INSTRUCTIONS TO FOLLOW: The entries below should be given again exactly, minus their pictures.

RECORD EXCERPTS:
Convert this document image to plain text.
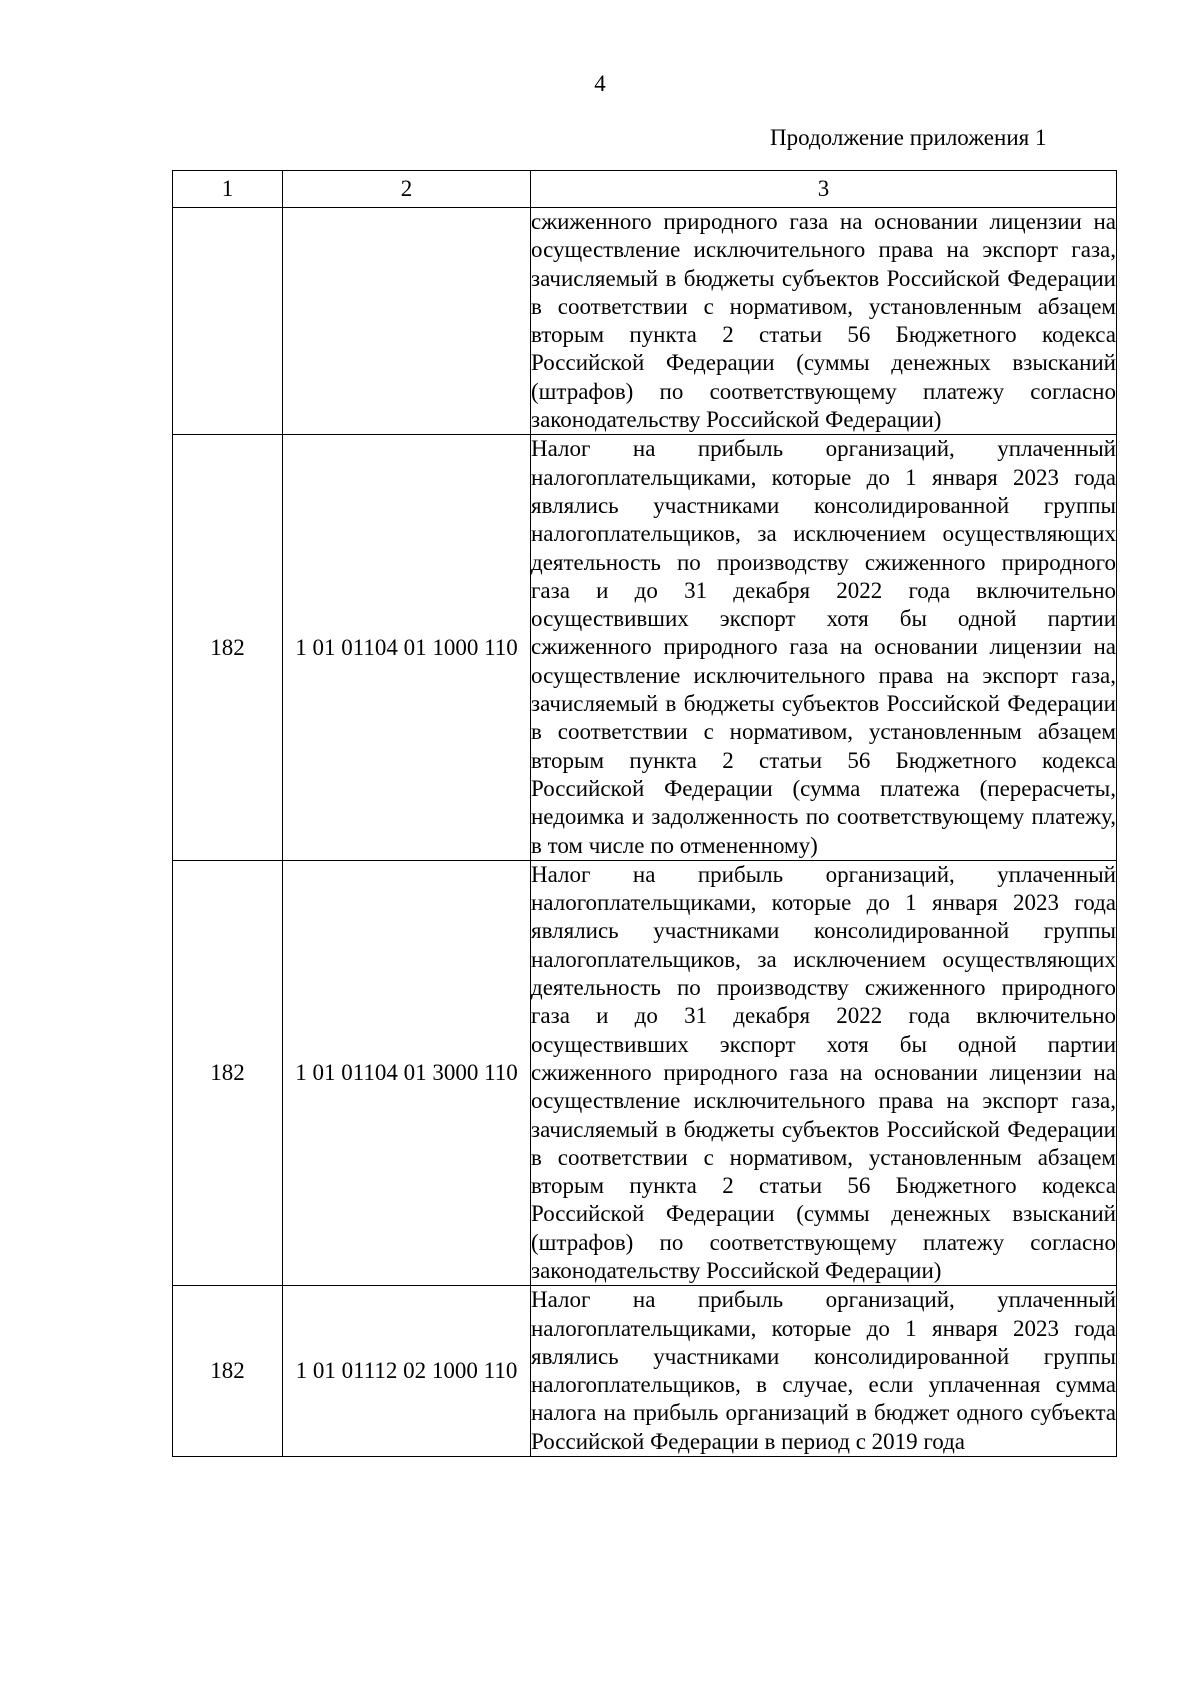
4
Продолжение приложения 1
1	2	3
		сжиженного природного газа на основании лицензии на осуществление исключительного права на экспорт газа, зачисляемый в бюджеты субъектов Российской Федерации в соответствии с нормативом, установленным абзацем вторым пункта 2 статьи 56 Бюджетного кодекса Российской Федерации (суммы денежных взысканий (штрафов) по соответствующему платежу согласно законодательству Российской Федерации)
182	1 01 01104 01 1000 110	Налог на прибыль организаций, уплаченный налогоплательщиками, которые до 1 января 2023 года являлись участниками консолидированной группы налогоплательщиков, за исключением осуществляющих деятельность по производству сжиженного природного газа и до 31 декабря 2022 года включительно осуществивших экспорт хотя бы одной партии сжиженного природного газа на основании лицензии на осуществление исключительного права на экспорт газа, зачисляемый в бюджеты субъектов Российской Федерации в соответствии с нормативом, установленным абзацем вторым пункта 2 статьи 56 Бюджетного кодекса Российской Федерации (сумма платежа (перерасчеты, недоимка и задолженность по соответствующему платежу, в том числе по отмененному)
182	1 01 01104 01 3000 110	Налог на прибыль организаций, уплаченный налогоплательщиками, которые до 1 января 2023 года являлись участниками консолидированной группы налогоплательщиков, за исключением осуществляющих деятельность по производству сжиженного природного газа и до 31 декабря 2022 года включительно осуществивших экспорт хотя бы одной партии сжиженного природного газа на основании лицензии на осуществление исключительного права на экспорт газа, зачисляемый в бюджеты субъектов Российской Федерации в соответствии с нормативом, установленным абзацем вторым пункта 2 статьи 56 Бюджетного кодекса Российской Федерации (суммы денежных взысканий (штрафов) по соответствующему платежу согласно законодательству Российской Федерации)
182	1 01 01112 02 1000 110	Налог на прибыль организаций, уплаченный налогоплательщиками, которые до 1 января 2023 года являлись участниками консолидированной группы налогоплательщиков, в случае, если уплаченная сумма налога на прибыль организаций в бюджет одного субъекта Российской Федерации в период с 2019 года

OUTPUT BELOW:
Convert this document image to plain text.
4
Продолжение приложения 1
1	2	3
		сжиженного природного газа на основании лицензии на осуществление исключительного права на экспорт газа, зачисляемый в бюджеты субъектов Российской Федерации в соответствии с нормативом, установленным абзацем вторым пункта 2 статьи 56 Бюджетного кодекса Российской Федерации (суммы денежных взысканий (штрафов) по соответствующему платежу согласно законодательству Российской Федерации)
182	1 01 01104 01 1000 110	Налог на прибыль организаций, уплаченный налогоплательщиками, которые до 1 января 2023 года являлись участниками консолидированной группы налогоплательщиков, за исключением осуществляющих деятельность по производству сжиженного природного газа и до 31 декабря 2022 года включительно осуществивших экспорт хотя бы одной партии сжиженного природного газа на основании лицензии на осуществление исключительного права на экспорт газа, зачисляемый в бюджеты субъектов Российской Федерации в соответствии с нормативом, установленным абзацем вторым пункта 2 статьи 56 Бюджетного кодекса Российской Федерации (сумма платежа (перерасчеты, недоимка и задолженность по соответствующему платежу, в том числе по отмененному)
182	1 01 01104 01 3000 110	Налог на прибыль организаций, уплаченный налогоплательщиками, которые до 1 января 2023 года являлись участниками консолидированной группы налогоплательщиков, за исключением осуществляющих деятельность по производству сжиженного природного газа и до 31 декабря 2022 года включительно осуществивших экспорт хотя бы одной партии сжиженного природного газа на основании лицензии на осуществление исключительного права на экспорт газа, зачисляемый в бюджеты субъектов Российской Федерации в соответствии с нормативом, установленным абзацем вторым пункта 2 статьи 56 Бюджетного кодекса Российской Федерации (суммы денежных взысканий (штрафов) по соответствующему платежу согласно законодательству Российской Федерации)
182	1 01 01112 02 1000 110	Налог на прибыль организаций, уплаченный налогоплательщиками, которые до 1 января 2023 года являлись участниками консолидированной группы налогоплательщиков, в случае, если уплаченная сумма налога на прибыль организаций в бюджет одного субъекта Российской Федерации в период с 2019 года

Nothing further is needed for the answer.